►

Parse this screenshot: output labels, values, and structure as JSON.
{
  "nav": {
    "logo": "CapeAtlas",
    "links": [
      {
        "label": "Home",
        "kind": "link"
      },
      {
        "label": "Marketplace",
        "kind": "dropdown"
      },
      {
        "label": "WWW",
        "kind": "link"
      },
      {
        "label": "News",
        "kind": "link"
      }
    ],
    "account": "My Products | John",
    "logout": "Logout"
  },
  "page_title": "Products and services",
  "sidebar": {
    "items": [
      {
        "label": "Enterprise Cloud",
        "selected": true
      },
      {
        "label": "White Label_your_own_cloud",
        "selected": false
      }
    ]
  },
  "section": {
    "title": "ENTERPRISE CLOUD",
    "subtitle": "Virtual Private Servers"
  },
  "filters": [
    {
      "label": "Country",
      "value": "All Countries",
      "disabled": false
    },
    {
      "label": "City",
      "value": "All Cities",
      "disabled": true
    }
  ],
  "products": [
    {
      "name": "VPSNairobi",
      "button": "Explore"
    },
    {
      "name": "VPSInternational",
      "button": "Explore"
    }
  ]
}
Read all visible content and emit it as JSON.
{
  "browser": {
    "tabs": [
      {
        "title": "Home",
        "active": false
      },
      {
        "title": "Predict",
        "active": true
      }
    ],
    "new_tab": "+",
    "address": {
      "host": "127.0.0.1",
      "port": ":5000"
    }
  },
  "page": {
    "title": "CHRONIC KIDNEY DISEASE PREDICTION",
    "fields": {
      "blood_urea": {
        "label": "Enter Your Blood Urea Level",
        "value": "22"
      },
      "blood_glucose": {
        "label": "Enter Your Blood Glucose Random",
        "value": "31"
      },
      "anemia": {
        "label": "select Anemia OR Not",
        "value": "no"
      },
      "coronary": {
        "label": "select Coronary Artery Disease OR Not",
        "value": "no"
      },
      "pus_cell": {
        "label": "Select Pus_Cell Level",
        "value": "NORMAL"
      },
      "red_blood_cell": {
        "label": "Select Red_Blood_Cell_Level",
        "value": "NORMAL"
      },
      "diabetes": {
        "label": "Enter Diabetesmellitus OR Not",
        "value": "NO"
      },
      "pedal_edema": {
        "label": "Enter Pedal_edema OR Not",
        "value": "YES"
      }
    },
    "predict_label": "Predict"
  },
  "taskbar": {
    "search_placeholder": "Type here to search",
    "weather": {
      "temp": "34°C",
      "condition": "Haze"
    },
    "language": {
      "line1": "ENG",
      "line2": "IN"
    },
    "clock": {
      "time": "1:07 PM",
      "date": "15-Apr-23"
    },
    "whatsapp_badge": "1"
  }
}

◄

● THE PROBLEM:
In the listing above, count each line that holds the string "false". Give the number only.

● REPLY:
3